AIM OF THE TASK: Exactly reproduce each line of the listing that follows.

[Extracted records]
---*---
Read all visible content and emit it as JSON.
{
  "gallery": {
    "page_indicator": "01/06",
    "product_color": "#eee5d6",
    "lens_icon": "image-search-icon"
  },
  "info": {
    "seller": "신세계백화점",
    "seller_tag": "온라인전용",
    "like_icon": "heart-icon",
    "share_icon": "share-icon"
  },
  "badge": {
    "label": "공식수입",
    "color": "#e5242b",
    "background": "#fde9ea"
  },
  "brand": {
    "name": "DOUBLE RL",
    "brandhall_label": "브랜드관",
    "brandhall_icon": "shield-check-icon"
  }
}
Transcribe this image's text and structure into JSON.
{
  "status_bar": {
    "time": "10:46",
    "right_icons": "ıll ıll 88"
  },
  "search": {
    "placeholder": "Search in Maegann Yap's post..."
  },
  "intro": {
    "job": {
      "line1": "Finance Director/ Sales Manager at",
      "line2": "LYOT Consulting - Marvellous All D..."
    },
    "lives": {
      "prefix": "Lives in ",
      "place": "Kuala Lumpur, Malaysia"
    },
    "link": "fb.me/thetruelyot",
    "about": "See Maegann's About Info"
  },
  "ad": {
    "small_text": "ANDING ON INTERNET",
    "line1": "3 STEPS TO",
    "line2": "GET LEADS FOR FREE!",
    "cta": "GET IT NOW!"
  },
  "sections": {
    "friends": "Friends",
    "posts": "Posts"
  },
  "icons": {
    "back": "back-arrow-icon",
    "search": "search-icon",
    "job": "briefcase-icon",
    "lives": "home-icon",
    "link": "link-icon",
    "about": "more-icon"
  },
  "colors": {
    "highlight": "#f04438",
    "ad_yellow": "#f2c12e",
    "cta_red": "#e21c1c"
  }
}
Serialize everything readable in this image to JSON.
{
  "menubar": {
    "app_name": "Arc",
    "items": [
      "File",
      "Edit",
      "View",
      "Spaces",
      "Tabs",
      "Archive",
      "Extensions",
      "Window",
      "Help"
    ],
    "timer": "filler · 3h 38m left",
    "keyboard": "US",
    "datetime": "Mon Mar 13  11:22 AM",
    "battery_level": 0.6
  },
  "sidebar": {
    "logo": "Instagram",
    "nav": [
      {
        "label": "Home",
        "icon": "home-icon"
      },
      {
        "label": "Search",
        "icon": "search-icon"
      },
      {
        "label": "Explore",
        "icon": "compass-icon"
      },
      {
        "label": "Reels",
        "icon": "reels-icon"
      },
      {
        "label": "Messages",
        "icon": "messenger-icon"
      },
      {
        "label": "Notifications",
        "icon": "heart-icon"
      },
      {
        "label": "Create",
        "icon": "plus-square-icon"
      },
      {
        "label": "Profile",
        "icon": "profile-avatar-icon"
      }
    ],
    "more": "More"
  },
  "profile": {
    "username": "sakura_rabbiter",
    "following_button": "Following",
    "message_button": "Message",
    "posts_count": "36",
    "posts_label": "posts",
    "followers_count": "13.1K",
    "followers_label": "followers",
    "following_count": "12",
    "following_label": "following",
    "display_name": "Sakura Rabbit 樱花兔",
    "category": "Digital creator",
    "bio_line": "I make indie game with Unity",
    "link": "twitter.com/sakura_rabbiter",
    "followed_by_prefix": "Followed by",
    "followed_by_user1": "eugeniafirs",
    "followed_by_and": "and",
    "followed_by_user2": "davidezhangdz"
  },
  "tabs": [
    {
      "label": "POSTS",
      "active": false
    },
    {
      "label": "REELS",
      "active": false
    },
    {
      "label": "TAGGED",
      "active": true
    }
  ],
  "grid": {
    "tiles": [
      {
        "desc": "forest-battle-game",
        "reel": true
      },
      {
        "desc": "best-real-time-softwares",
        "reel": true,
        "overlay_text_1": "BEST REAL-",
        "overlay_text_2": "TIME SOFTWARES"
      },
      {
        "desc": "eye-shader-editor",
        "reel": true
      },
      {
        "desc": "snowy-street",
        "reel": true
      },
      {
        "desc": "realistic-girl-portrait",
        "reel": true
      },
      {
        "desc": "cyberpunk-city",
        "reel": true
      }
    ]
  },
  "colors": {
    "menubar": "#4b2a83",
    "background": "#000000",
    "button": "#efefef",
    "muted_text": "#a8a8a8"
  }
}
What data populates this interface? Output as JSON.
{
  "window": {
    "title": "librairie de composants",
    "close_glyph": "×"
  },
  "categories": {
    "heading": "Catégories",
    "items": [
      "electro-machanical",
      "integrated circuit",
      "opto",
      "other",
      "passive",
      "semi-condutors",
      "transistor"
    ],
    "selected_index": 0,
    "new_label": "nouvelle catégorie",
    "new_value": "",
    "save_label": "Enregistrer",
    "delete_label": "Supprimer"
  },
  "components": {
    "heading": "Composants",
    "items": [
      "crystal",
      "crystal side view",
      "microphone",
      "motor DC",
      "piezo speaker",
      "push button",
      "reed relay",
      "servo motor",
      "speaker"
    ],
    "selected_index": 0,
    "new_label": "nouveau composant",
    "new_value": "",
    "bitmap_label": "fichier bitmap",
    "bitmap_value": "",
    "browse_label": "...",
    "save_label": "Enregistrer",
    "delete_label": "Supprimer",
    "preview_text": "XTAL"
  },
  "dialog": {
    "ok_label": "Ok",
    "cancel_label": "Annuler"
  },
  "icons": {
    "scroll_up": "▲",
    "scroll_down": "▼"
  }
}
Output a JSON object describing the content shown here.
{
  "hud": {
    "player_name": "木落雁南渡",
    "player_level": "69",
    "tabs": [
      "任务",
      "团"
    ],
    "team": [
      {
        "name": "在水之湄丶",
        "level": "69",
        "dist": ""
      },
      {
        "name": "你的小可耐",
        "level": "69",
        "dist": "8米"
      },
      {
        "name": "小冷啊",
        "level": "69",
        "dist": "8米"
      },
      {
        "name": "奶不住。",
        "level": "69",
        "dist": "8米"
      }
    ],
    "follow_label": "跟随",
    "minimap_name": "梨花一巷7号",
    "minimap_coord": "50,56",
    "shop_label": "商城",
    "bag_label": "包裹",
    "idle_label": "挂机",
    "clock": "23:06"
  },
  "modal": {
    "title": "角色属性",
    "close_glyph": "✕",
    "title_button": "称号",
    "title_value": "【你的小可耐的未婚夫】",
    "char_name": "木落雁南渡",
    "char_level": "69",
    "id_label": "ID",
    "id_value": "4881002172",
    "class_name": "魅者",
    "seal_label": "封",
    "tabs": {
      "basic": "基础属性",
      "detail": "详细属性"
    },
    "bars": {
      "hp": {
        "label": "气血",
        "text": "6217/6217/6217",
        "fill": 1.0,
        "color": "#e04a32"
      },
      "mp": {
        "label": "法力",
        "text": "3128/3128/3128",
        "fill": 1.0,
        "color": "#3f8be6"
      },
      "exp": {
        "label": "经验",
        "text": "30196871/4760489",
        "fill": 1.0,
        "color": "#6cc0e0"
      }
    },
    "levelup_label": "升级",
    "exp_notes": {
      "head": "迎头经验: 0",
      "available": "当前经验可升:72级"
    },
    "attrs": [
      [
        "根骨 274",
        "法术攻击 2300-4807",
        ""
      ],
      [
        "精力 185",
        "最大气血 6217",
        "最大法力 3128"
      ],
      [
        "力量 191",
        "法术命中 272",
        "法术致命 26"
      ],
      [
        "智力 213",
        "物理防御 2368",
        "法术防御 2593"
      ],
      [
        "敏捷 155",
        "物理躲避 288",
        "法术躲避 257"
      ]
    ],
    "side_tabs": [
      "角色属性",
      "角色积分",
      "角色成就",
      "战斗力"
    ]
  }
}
---*---
ANSWER:
Read all visible content and emit it as JSON.
{
  "gallery": {
    "page_indicator": "01/06",
    "product_color": "#eee5d6",
    "lens_icon": "image-search-icon"
  },
  "info": {
    "seller": "신세계백화점",
    "seller_tag": "온라인전용",
    "like_icon": "heart-icon",
    "share_icon": "share-icon"
  },
  "badge": {
    "label": "공식수입",
    "color": "#e5242b",
    "background": "#fde9ea"
  },
  "brand": {
    "name": "DOUBLE RL",
    "brandhall_label": "브랜드관",
    "brandhall_icon": "shield-check-icon"
  }
}
Transcribe this image's text and structure into JSON.
{
  "status_bar": {
    "time": "10:46",
    "right_icons": "ıll ıll 88"
  },
  "search": {
    "placeholder": "Search in Maegann Yap's post..."
  },
  "intro": {
    "job": {
      "line1": "Finance Director/ Sales Manager at",
      "line2": "LYOT Consulting - Marvellous All D..."
    },
    "lives": {
      "prefix": "Lives in ",
      "place": "Kuala Lumpur, Malaysia"
    },
    "link": "fb.me/thetruelyot",
    "about": "See Maegann's About Info"
  },
  "ad": {
    "small_text": "ANDING ON INTERNET",
    "line1": "3 STEPS TO",
    "line2": "GET LEADS FOR FREE!",
    "cta": "GET IT NOW!"
  },
  "sections": {
    "friends": "Friends",
    "posts": "Posts"
  },
  "icons": {
    "back": "back-arrow-icon",
    "search": "search-icon",
    "job": "briefcase-icon",
    "lives": "home-icon",
    "link": "link-icon",
    "about": "more-icon"
  },
  "colors": {
    "highlight": "#f04438",
    "ad_yellow": "#f2c12e",
    "cta_red": "#e21c1c"
  }
}
Serialize everything readable in this image to JSON.
{
  "menubar": {
    "app_name": "Arc",
    "items": [
      "File",
      "Edit",
      "View",
      "Spaces",
      "Tabs",
      "Archive",
      "Extensions",
      "Window",
      "Help"
    ],
    "timer": "filler · 3h 38m left",
    "keyboard": "US",
    "datetime": "Mon Mar 13  11:22 AM",
    "battery_level": 0.6
  },
  "sidebar": {
    "logo": "Instagram",
    "nav": [
      {
        "label": "Home",
        "icon": "home-icon"
      },
      {
        "label": "Search",
        "icon": "search-icon"
      },
      {
        "label": "Explore",
        "icon": "compass-icon"
      },
      {
        "label": "Reels",
        "icon": "reels-icon"
      },
      {
        "label": "Messages",
        "icon": "messenger-icon"
      },
      {
        "label": "Notifications",
        "icon": "heart-icon"
      },
      {
        "label": "Create",
        "icon": "plus-square-icon"
      },
      {
        "label": "Profile",
        "icon": "profile-avatar-icon"
      }
    ],
    "more": "More"
  },
  "profile": {
    "username": "sakura_rabbiter",
    "following_button": "Following",
    "message_button": "Message",
    "posts_count": "36",
    "posts_label": "posts",
    "followers_count": "13.1K",
    "followers_label": "followers",
    "following_count": "12",
    "following_label": "following",
    "display_name": "Sakura Rabbit 樱花兔",
    "category": "Digital creator",
    "bio_line": "I make indie game with Unity",
    "link": "twitter.com/sakura_rabbiter",
    "followed_by_prefix": "Followed by",
    "followed_by_user1": "eugeniafirs",
    "followed_by_and": "and",
    "followed_by_user2": "davidezhangdz"
  },
  "tabs": [
    {
      "label": "POSTS",
      "active": false
    },
    {
      "label": "REELS",
      "active": false
    },
    {
      "label": "TAGGED",
      "active": true
    }
  ],
  "grid": {
    "tiles": [
      {
        "desc": "forest-battle-game",
        "reel": true
      },
      {
        "desc": "best-real-time-softwares",
        "reel": true,
        "overlay_text_1": "BEST REAL-",
        "overlay_text_2": "TIME SOFTWARES"
      },
      {
        "desc": "eye-shader-editor",
        "reel": true
      },
      {
        "desc": "snowy-street",
        "reel": true
      },
      {
        "desc": "realistic-girl-portrait",
        "reel": true
      },
      {
        "desc": "cyberpunk-city",
        "reel": true
      }
    ]
  },
  "colors": {
    "menubar": "#4b2a83",
    "background": "#000000",
    "button": "#efefef",
    "muted_text": "#a8a8a8"
  }
}
What data populates this interface? Output as JSON.
{
  "window": {
    "title": "librairie de composants",
    "close_glyph": "×"
  },
  "categories": {
    "heading": "Catégories",
    "items": [
      "electro-machanical",
      "integrated circuit",
      "opto",
      "other",
      "passive",
      "semi-condutors",
      "transistor"
    ],
    "selected_index": 0,
    "new_label": "nouvelle catégorie",
    "new_value": "",
    "save_label": "Enregistrer",
    "delete_label": "Supprimer"
  },
  "components": {
    "heading": "Composants",
    "items": [
      "crystal",
      "crystal side view",
      "microphone",
      "motor DC",
      "piezo speaker",
      "push button",
      "reed relay",
      "servo motor",
      "speaker"
    ],
    "selected_index": 0,
    "new_label": "nouveau composant",
    "new_value": "",
    "bitmap_label": "fichier bitmap",
    "bitmap_value": "",
    "browse_label": "...",
    "save_label": "Enregistrer",
    "delete_label": "Supprimer",
    "preview_text": "XTAL"
  },
  "dialog": {
    "ok_label": "Ok",
    "cancel_label": "Annuler"
  },
  "icons": {
    "scroll_up": "▲",
    "scroll_down": "▼"
  }
}
Output a JSON object describing the content shown here.
{
  "hud": {
    "player_name": "木落雁南渡",
    "player_level": "69",
    "tabs": [
      "任务",
      "团"
    ],
    "team": [
      {
        "name": "在水之湄丶",
        "level": "69",
        "dist": ""
      },
      {
        "name": "你的小可耐",
        "level": "69",
        "dist": "8米"
      },
      {
        "name": "小冷啊",
        "level": "69",
        "dist": "8米"
      },
      {
        "name": "奶不住。",
        "level": "69",
        "dist": "8米"
      }
    ],
    "follow_label": "跟随",
    "minimap_name": "梨花一巷7号",
    "minimap_coord": "50,56",
    "shop_label": "商城",
    "bag_label": "包裹",
    "idle_label": "挂机",
    "clock": "23:06"
  },
  "modal": {
    "title": "角色属性",
    "close_glyph": "✕",
    "title_button": "称号",
    "title_value": "【你的小可耐的未婚夫】",
    "char_name": "木落雁南渡",
    "char_level": "69",
    "id_label": "ID",
    "id_value": "4881002172",
    "class_name": "魅者",
    "seal_label": "封",
    "tabs": {
      "basic": "基础属性",
      "detail": "详细属性"
    },
    "bars": {
      "hp": {
        "label": "气血",
        "text": "6217/6217/6217",
        "fill": 1.0,
        "color": "#e04a32"
      },
      "mp": {
        "label": "法力",
        "text": "3128/3128/3128",
        "fill": 1.0,
        "color": "#3f8be6"
      },
      "exp": {
        "label": "经验",
        "text": "30196871/4760489",
        "fill": 1.0,
        "color": "#6cc0e0"
      }
    },
    "levelup_label": "升级",
    "exp_notes": {
      "head": "迎头经验: 0",
      "available": "当前经验可升:72级"
    },
    "attrs": [
      [
        "根骨 274",
        "法术攻击 2300-4807",
        ""
      ],
      [
        "精力 185",
        "最大气血 6217",
        "最大法力 3128"
      ],
      [
        "力量 191",
        "法术命中 272",
        "法术致命 26"
      ],
      [
        "智力 213",
        "物理防御 2368",
        "法术防御 2593"
      ],
      [
        "敏捷 155",
        "物理躲避 288",
        "法术躲避 257"
      ]
    ],
    "side_tabs": [
      "角色属性",
      "角色积分",
      "角色成就",
      "战斗力"
    ]
  }
}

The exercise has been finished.